-- BEGIN SUPPLIED INFORMATION --
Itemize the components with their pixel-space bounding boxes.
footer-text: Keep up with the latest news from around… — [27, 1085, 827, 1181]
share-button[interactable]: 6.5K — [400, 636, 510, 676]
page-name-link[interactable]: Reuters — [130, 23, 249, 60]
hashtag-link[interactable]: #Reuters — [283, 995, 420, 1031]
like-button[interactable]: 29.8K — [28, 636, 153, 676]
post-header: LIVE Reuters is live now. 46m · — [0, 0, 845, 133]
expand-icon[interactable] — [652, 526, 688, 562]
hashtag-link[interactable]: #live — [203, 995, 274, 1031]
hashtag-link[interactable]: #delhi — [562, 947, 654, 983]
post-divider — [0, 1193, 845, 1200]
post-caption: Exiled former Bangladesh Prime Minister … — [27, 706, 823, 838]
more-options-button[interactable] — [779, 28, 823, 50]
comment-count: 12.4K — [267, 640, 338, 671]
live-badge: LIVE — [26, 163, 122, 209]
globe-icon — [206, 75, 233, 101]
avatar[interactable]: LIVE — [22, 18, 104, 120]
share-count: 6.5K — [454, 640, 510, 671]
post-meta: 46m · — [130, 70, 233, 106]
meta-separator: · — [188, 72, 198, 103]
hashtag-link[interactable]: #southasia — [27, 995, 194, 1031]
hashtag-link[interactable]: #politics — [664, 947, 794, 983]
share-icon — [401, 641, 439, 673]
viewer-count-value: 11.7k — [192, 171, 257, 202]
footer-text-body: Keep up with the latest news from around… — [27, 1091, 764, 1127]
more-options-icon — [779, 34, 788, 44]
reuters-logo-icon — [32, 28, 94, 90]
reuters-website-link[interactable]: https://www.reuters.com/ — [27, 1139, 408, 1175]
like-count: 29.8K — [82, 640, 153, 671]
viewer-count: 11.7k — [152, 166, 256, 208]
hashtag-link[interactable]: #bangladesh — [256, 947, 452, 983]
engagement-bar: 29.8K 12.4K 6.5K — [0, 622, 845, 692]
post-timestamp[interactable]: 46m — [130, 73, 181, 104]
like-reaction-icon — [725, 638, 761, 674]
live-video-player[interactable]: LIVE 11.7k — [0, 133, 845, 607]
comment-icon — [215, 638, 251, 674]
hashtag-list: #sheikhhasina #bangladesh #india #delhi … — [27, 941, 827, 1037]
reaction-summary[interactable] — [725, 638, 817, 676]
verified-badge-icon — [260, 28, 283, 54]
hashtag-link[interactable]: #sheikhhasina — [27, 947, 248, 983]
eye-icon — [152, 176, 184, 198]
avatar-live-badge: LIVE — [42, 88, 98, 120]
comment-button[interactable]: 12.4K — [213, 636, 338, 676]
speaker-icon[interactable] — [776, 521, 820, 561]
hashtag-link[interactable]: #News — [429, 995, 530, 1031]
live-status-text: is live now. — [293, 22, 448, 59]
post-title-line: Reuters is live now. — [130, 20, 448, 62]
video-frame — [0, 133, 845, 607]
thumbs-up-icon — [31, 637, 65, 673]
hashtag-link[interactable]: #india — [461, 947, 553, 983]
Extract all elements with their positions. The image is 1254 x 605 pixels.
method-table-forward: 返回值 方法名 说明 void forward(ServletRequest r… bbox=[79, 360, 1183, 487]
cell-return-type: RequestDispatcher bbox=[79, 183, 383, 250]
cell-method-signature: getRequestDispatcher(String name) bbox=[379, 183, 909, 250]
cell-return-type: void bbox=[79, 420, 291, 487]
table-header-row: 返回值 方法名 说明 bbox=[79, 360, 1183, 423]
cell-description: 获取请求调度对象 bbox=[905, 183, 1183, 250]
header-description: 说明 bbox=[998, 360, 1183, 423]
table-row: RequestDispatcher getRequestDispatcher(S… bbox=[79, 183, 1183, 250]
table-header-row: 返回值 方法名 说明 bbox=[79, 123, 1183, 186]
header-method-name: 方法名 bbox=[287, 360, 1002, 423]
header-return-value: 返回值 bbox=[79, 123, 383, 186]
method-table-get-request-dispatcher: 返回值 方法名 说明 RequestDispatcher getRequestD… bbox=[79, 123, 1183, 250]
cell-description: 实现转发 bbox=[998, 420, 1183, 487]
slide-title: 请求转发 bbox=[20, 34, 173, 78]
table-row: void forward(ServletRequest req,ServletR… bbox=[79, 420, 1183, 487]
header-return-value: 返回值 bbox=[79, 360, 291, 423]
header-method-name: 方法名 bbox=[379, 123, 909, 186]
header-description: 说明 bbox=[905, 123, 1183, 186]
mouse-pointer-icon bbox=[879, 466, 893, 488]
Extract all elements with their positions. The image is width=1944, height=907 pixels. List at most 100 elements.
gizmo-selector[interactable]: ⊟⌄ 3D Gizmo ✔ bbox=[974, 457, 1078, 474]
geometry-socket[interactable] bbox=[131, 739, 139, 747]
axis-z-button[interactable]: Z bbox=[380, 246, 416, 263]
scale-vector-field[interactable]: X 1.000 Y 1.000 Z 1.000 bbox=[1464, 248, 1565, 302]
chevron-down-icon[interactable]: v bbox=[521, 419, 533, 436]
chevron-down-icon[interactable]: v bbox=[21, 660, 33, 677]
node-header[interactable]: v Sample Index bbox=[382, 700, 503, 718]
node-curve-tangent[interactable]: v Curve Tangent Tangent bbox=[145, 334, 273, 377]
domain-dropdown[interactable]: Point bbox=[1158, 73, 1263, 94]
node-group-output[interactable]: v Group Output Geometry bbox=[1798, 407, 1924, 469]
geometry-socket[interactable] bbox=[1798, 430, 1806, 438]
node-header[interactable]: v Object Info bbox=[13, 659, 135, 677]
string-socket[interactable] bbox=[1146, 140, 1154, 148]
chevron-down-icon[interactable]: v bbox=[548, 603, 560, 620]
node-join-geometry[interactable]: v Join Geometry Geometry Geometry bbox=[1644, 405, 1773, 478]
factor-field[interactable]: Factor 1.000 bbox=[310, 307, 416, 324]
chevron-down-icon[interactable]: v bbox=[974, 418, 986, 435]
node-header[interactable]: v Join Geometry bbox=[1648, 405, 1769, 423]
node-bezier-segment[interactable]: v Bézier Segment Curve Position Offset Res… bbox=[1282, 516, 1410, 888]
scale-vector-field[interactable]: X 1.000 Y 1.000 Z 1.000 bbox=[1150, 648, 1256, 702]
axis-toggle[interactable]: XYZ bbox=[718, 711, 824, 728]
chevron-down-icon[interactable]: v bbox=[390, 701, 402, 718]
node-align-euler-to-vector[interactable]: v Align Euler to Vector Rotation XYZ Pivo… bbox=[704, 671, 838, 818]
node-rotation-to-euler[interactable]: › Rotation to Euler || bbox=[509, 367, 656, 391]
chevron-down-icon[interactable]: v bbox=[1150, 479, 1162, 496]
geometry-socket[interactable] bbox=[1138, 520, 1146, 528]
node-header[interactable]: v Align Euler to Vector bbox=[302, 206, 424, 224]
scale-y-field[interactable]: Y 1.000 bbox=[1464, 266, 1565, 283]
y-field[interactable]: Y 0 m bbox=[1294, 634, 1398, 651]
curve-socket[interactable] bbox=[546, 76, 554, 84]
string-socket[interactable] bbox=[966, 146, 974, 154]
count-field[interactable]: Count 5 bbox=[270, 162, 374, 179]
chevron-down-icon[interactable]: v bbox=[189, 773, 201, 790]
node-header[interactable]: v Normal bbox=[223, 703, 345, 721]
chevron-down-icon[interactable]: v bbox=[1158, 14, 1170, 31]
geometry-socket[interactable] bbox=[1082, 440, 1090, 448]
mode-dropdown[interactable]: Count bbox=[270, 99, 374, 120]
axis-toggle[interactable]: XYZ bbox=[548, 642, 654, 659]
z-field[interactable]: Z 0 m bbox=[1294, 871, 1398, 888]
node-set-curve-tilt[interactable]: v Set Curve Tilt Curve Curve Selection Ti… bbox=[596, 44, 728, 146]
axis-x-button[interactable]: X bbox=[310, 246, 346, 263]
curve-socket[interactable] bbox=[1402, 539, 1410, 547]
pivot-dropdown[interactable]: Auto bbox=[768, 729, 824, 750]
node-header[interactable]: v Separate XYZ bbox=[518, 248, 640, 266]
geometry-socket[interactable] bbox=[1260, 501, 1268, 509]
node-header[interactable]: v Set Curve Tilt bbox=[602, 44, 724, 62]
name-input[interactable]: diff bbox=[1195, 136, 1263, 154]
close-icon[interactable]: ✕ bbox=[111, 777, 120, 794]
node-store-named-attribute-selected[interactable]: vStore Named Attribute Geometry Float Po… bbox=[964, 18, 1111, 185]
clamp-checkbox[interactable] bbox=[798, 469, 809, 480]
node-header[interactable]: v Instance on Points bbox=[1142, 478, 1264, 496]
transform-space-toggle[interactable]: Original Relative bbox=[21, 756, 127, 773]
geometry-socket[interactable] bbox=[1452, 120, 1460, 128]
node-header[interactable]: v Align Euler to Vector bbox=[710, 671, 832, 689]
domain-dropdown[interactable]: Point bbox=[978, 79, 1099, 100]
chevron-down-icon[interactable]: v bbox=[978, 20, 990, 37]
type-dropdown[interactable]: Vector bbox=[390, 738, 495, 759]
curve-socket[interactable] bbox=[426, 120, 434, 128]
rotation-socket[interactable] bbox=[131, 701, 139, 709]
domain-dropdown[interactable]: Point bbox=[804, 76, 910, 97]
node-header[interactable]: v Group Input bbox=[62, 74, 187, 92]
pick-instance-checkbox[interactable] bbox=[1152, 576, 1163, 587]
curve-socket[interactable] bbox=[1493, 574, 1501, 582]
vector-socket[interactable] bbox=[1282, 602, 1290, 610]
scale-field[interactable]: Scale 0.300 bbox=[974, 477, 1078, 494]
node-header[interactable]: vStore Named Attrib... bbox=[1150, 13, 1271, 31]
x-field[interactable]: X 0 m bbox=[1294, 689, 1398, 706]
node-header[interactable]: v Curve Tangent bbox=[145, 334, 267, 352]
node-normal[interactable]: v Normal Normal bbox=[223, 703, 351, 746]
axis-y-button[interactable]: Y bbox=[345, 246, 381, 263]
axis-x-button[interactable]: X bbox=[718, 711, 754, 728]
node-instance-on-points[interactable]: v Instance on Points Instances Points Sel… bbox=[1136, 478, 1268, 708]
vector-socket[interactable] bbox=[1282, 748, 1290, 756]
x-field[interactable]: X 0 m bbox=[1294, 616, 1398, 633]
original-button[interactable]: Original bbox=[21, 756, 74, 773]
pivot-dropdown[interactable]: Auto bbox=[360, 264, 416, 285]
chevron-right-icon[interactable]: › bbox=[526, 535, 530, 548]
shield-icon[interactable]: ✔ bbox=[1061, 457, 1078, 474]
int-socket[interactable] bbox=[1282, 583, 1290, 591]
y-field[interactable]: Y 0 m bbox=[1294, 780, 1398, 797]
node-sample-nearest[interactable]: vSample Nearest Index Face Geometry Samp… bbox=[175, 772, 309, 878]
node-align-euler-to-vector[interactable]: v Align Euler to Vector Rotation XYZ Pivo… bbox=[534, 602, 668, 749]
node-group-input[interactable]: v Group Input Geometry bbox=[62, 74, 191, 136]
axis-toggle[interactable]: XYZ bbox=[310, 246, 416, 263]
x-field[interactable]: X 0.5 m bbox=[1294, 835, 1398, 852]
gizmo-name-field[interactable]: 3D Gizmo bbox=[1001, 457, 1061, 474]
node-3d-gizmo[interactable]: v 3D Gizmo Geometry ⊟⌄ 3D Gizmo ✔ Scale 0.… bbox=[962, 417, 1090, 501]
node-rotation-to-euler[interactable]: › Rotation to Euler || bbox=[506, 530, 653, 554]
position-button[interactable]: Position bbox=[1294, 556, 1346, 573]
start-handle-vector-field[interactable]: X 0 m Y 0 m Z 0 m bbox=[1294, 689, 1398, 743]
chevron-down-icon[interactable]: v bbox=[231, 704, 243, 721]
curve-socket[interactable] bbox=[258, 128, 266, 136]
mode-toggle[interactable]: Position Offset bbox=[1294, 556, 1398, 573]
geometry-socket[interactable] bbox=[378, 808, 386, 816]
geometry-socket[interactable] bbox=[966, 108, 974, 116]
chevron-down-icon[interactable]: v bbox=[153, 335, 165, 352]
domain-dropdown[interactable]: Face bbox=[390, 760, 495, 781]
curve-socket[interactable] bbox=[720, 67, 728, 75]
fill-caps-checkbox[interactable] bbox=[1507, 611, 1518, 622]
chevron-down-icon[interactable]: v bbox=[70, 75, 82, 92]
-- END SUPPLIED INFORMATION --
EXERCISE DESCRIPTION:
Copy out the listing above from its first line through the line containing "expand-icon[interactable] — [652, 526, 688, 562]", both included, keeping each line unchanged.

TASK OUTPUT:
Itemize the components with their pixel-space bounding boxes.
footer-text: Keep up with the latest news from around… — [27, 1085, 827, 1181]
share-button[interactable]: 6.5K — [400, 636, 510, 676]
page-name-link[interactable]: Reuters — [130, 23, 249, 60]
hashtag-link[interactable]: #Reuters — [283, 995, 420, 1031]
like-button[interactable]: 29.8K — [28, 636, 153, 676]
post-header: LIVE Reuters is live now. 46m · — [0, 0, 845, 133]
expand-icon[interactable] — [652, 526, 688, 562]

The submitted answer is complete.